I don't understand the poster's insistence about wanting to perform an operation similar to git stash in Mercurial "without creating a commit". Creating an ephemeral commit is precisely the perfect solution in Mercurial! Do it, then all regular Mercurial commands (log, diff, etc) will work to manage it. To get rid of the temporary commit later, simply "hg strip" it. It will remove the changeset (and all its children, if any) from the history (a backup will be made in .hg/strip-backup). hg strip is part of the built-in mq extension.

Also, a simple solution to the poster's last complain (re-doing a commit while keeping history of the original commit) is as follow: let's say you are at revision A. You commit B. You realize you screwed up. So you go back to A: hg update A. Then you revert your working directory to the state of B: hg revert --all --no-backup -r B. Then you make the changes you forgot, and commit again: hg commit.

2 comments

I don't understand the poster's insistence about wanting to perform an operation similar to git stash in Mercurial "without creating a commit".

Having it as a real commit is an issue when you want to pull upstream for example. My solution would be hg qnew stashname, but I already ranted about the limitations of MQ in another thread here.

____________________

Pick up the Mercurial stash discussion at its last line and keep it going. The items after this point come from a separate source.

_GIVEN RECORDS_:
____________________

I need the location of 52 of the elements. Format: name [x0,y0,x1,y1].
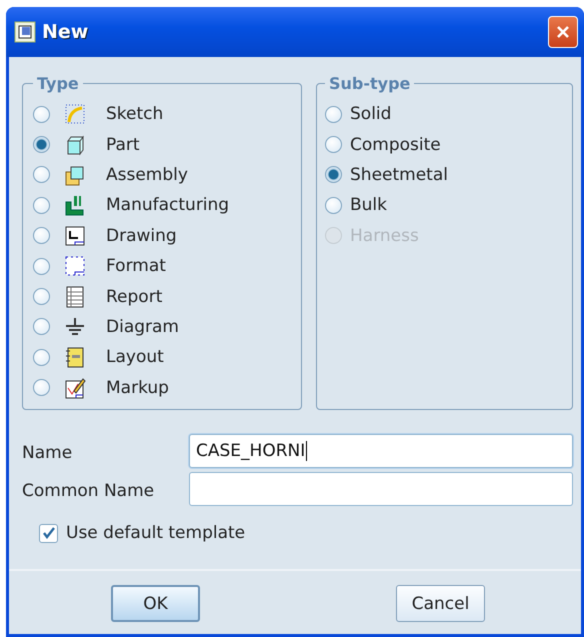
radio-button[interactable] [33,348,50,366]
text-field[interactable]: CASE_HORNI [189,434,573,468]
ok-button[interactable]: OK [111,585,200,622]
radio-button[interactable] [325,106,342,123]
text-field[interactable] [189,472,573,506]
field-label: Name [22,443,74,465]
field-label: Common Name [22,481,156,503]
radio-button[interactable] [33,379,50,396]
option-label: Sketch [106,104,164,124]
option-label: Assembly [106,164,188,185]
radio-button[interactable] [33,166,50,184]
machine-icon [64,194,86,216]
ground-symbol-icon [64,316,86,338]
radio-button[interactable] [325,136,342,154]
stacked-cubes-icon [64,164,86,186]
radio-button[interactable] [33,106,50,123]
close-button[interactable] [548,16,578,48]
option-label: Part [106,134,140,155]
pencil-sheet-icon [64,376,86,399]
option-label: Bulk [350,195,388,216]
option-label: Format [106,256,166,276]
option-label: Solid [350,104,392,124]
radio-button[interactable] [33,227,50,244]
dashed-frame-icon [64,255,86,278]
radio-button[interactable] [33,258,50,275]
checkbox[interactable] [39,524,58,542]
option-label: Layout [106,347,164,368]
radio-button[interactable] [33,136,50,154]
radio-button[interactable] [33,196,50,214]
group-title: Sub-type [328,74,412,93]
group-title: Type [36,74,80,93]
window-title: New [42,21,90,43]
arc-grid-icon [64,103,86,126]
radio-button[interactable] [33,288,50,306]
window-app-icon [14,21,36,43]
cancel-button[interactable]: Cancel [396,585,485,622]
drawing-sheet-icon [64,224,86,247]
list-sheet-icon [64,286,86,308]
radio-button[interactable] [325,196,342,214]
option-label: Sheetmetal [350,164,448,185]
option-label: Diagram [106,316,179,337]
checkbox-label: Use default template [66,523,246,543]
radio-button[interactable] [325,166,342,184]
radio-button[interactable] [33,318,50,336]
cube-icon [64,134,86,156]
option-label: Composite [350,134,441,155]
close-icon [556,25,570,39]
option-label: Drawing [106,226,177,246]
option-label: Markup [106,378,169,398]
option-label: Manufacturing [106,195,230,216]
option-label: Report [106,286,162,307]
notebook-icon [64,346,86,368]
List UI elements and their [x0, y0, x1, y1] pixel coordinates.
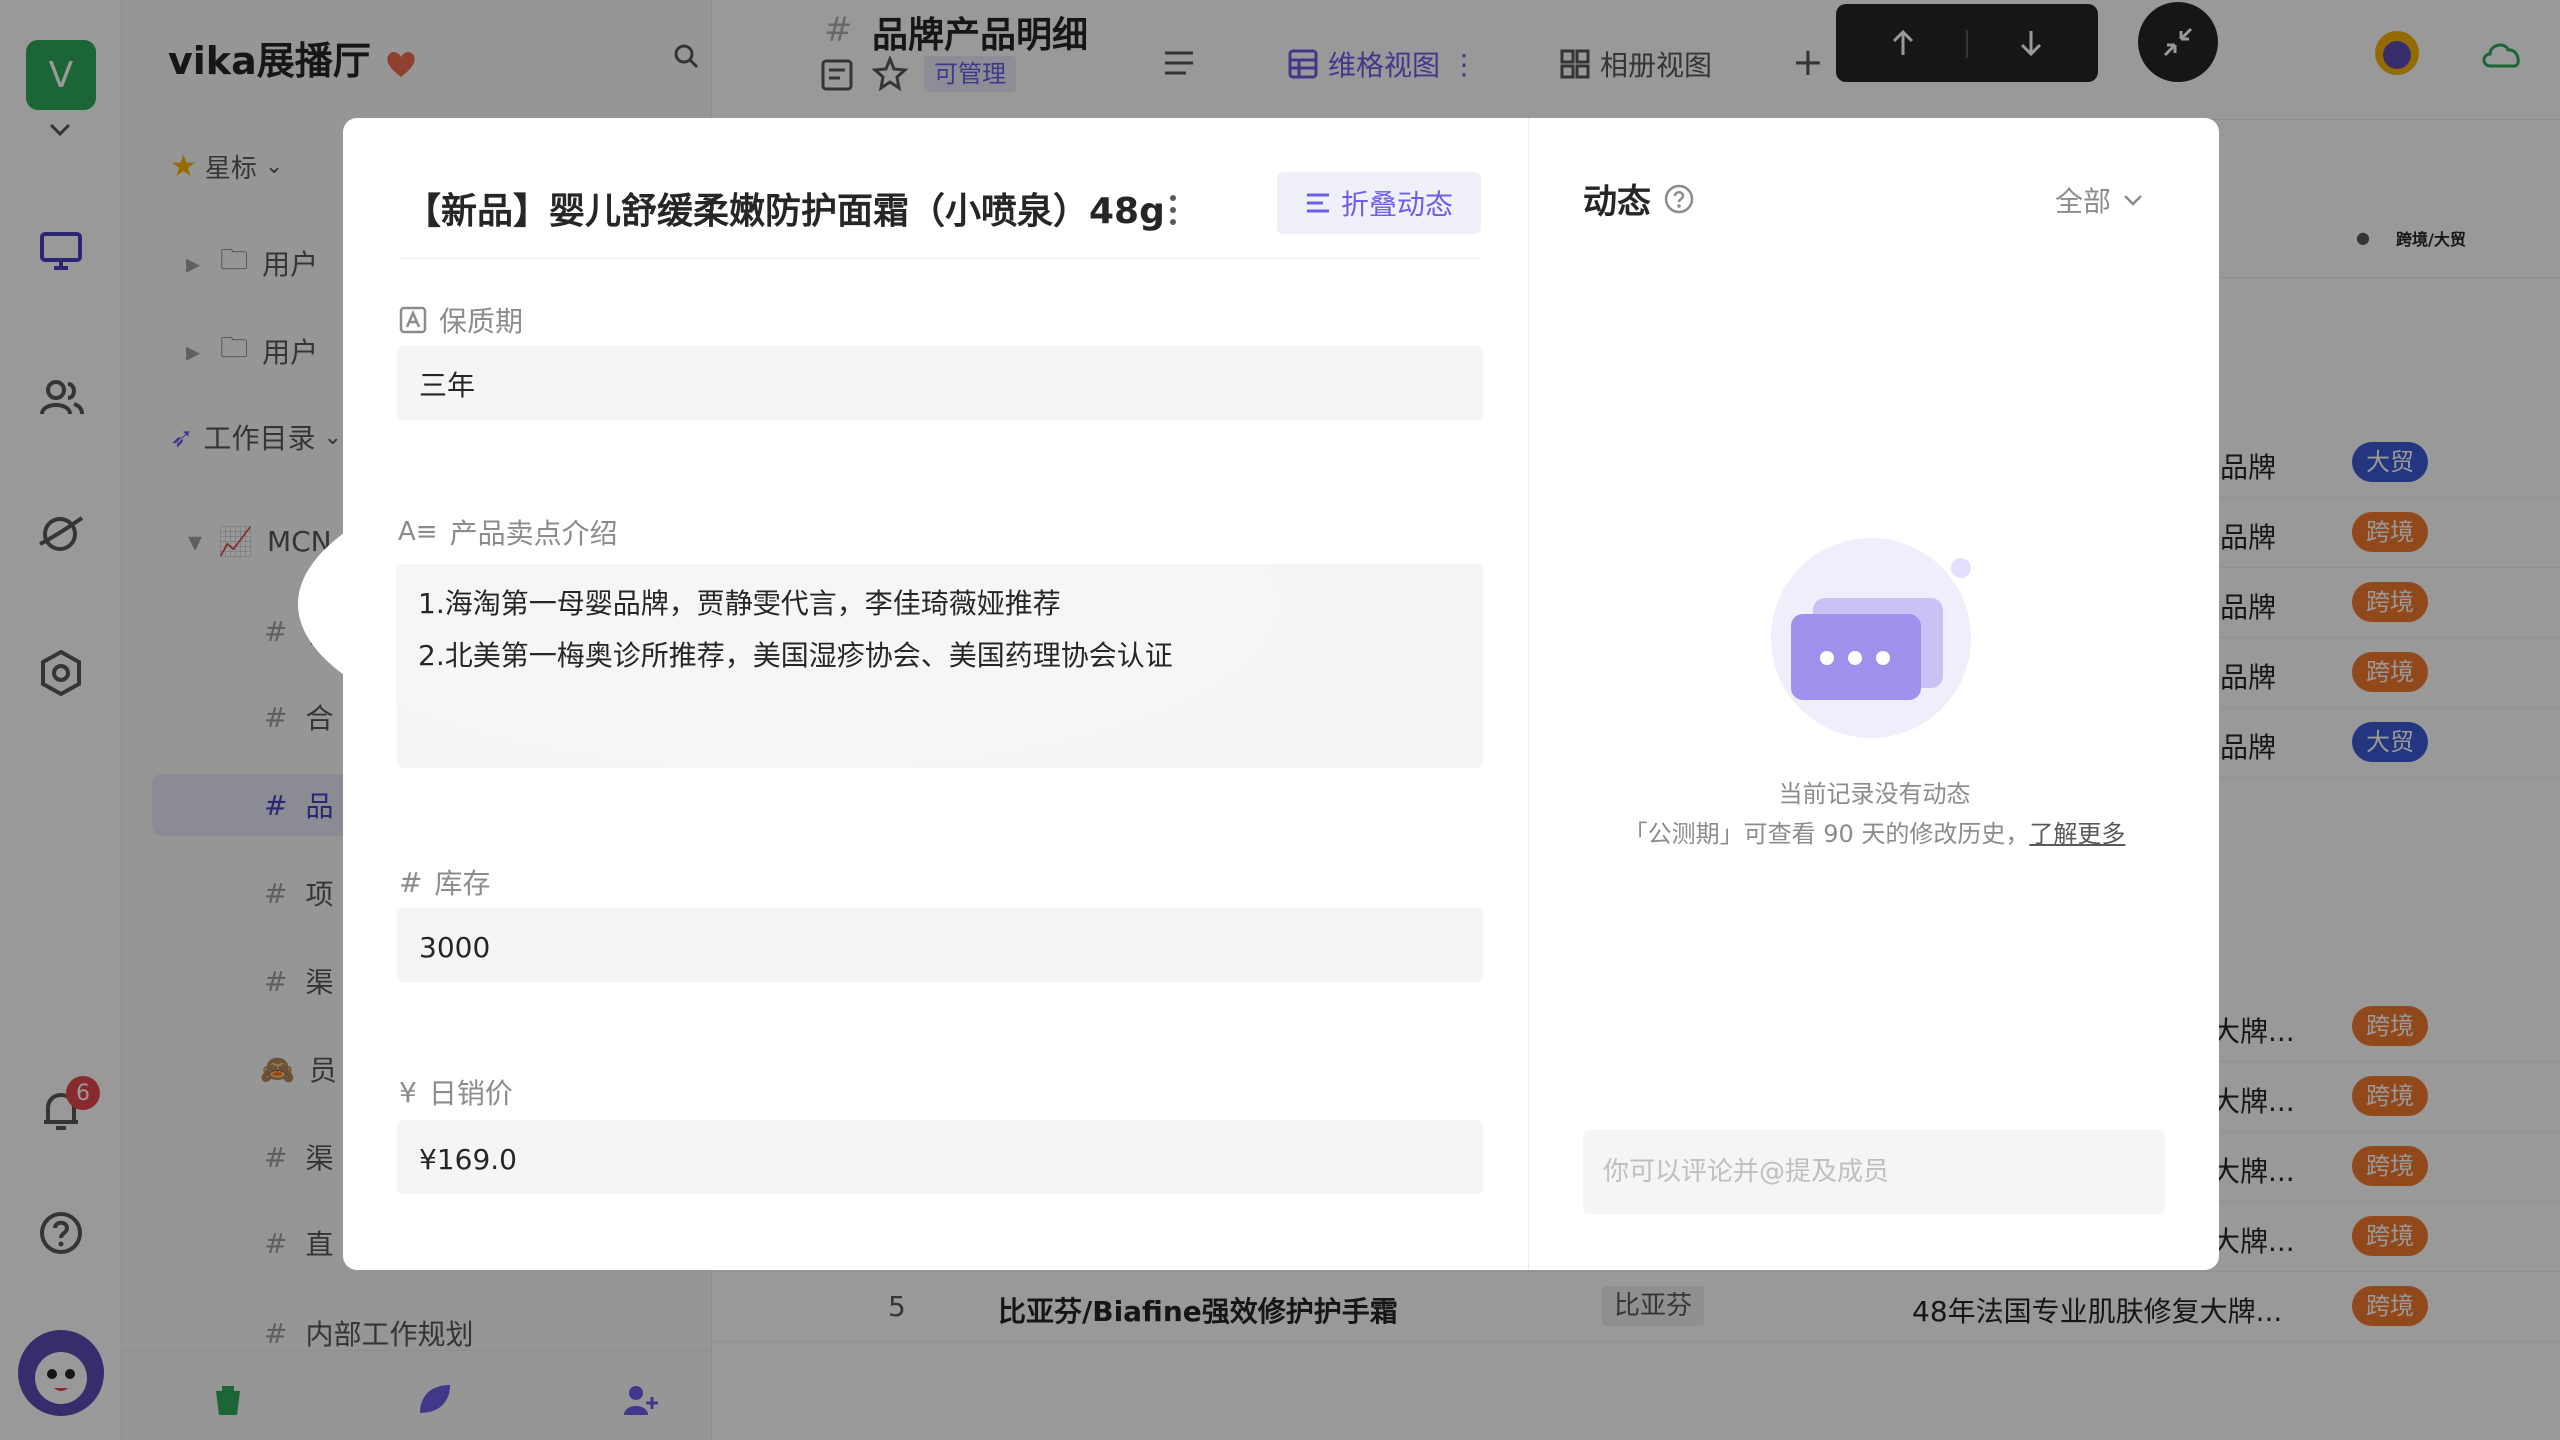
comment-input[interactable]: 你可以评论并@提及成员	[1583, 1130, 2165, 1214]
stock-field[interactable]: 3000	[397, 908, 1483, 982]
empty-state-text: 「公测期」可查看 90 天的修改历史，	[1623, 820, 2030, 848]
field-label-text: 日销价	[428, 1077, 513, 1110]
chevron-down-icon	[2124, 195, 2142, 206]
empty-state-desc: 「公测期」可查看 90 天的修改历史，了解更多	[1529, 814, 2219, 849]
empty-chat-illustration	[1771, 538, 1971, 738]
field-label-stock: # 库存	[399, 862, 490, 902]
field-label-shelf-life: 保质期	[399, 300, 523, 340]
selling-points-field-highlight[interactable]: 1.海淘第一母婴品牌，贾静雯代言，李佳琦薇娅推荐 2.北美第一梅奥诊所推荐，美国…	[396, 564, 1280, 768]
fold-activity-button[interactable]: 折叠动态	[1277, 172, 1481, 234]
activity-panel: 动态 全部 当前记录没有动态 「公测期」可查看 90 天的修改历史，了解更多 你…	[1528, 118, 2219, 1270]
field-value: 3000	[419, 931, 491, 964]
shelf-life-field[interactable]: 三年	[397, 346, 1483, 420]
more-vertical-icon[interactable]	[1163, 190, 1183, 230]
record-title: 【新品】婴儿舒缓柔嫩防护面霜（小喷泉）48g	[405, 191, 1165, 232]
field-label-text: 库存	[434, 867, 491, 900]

____________________

_EXERCISE RESPONSE_:
Why is it an issue when you want to pull upstream? If you do it, the temp commit will live aside from all the csets pulled from upstream. If you want to resume work on it later, then just update to it. If you want to resume work on it while effectively "merging" its changes with recent upstream changes, then simply rebase the temp commit: hg rebase -s tempcommit -d new-head-pulled-from-upstream. (rebase is a built-in extension.) That's the workflow policy I implemented and it works well. It is also easy to keep track of temp commits: running hg incoming/outgoing will show which changesets are present/absent in one repo compared to whatever other repo you use as a reference.
Will this preserve the original B? Is it easy to throw away B' and go back to B? (honest question, I know hg only superficially)

The two hg commands you mentioned are summed up as one with git: git reset --soft HEAD^. Then if you commit B' but ever want to go back to B, you could do git reset --hard HEAD@{2}

Absolutely, it would preserve the original B.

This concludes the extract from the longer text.